TASK: Copy every line of the data in which the word "האבטחה" occurs.

EXCERPTED DATA:
• • • • • • •

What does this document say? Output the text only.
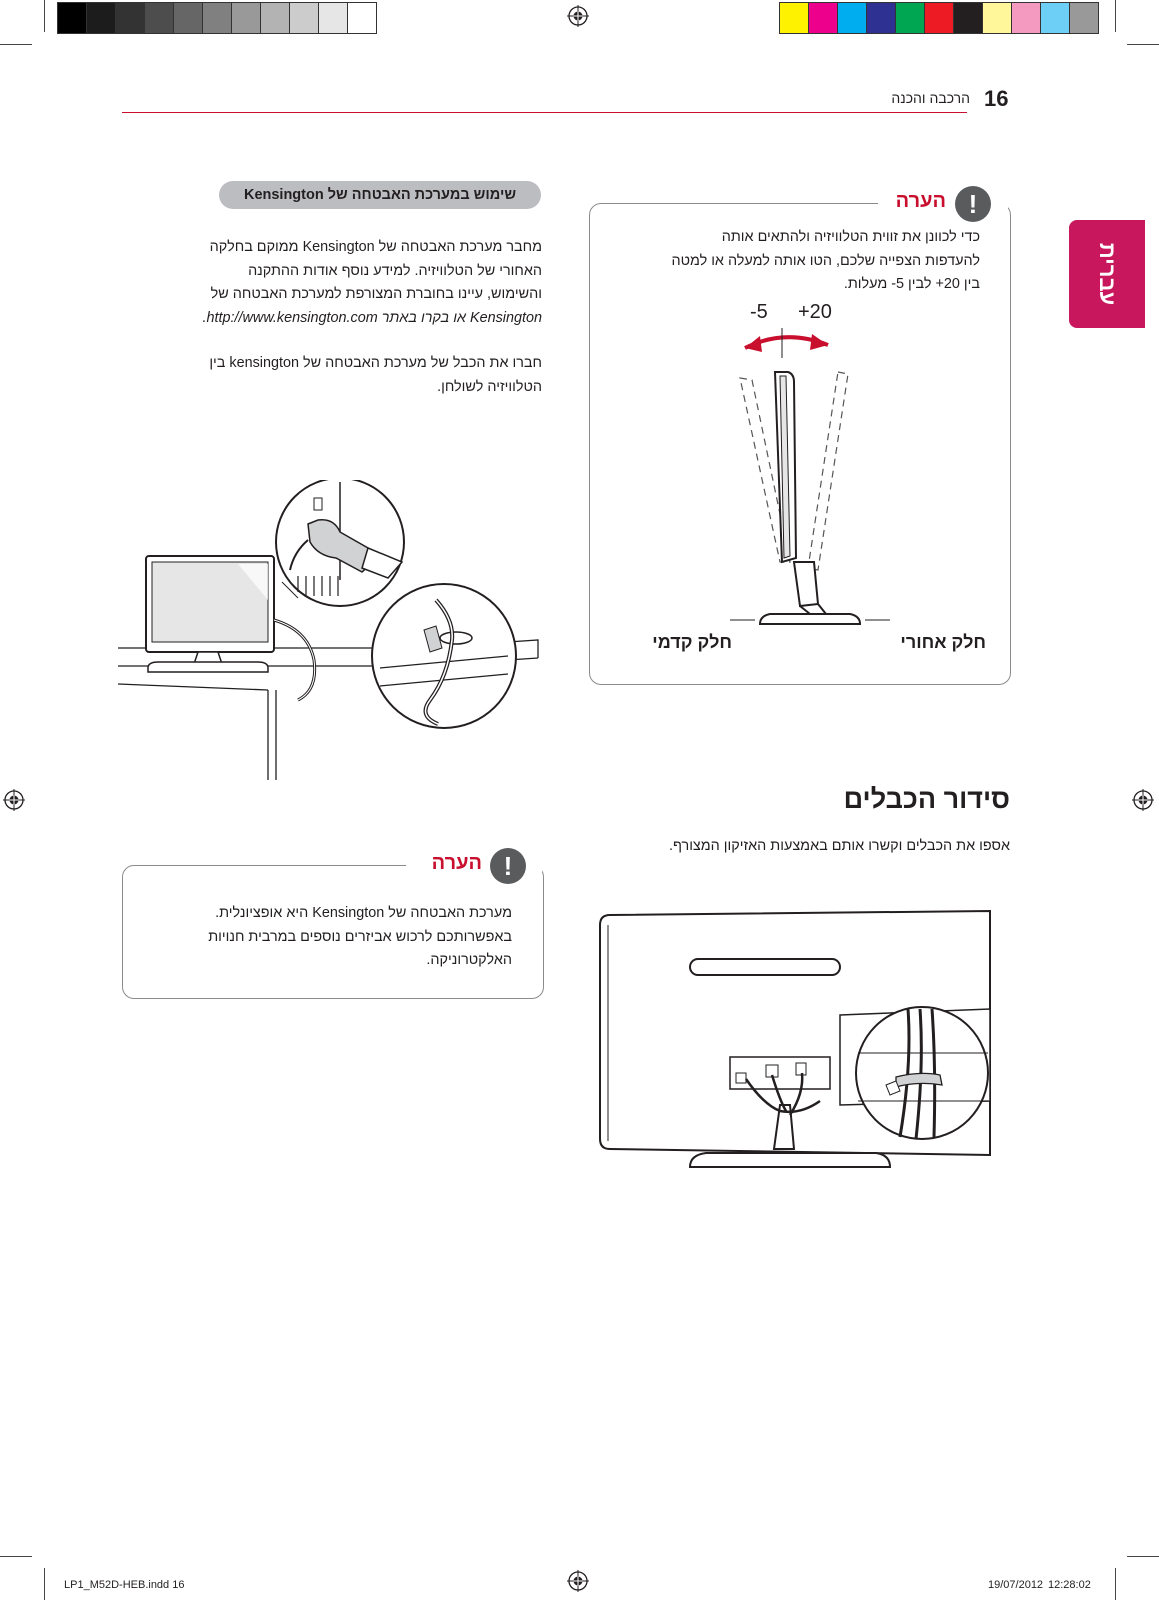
16
הרכבה והכנה
עברית
!
הערה
כדי לכוונן את זווית הטלוויזיה ולהתאים אותה
להעדפות הצפייה שלכם, הטו אותה למעלה או למטה
בין ‎+20‎ לבין ‎-5‎ מעלות.
-5 +20
חלק קדמי	חלק אחורי
שימוש במערכת האבטחה של Kensington
מחבר מערכת האבטחה של Kensington ממוקם בחלקה
האחורי של הטלוויזיה. למידע נוסף אודות ההתקנה
והשימוש, עיינו בחוברת המצורפת למערכת האבטחה של
Kensington או בקרו באתר http://www.kensington.com.
חברו את הכבל של מערכת האבטחה של kensington בין
הטלוויזיה לשולחן.
!
הערה
מערכת האבטחה של Kensington היא אופציונלית.
באפשרותכם לרכוש אביזרים נוספים במרבית חנויות
האלקטרוניקה.
סידור הכבלים
אספו את הכבלים וקשרו אותם באמצעות האזיקון המצורף.
LP1_M52D-HEB.indd 16	19/07/2012 12:28:02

• • • • • • •

RESPONSE TO THE EXERCISE:
שימוש במערכת האבטחה של Kensington
מחבר מערכת האבטחה של Kensington ממוקם בחלקה
והשימוש, עיינו בחוברת המצורפת למערכת האבטחה של
חברו את הכבל של מערכת האבטחה של kensington בין
מערכת האבטחה של Kensington היא אופציונלית.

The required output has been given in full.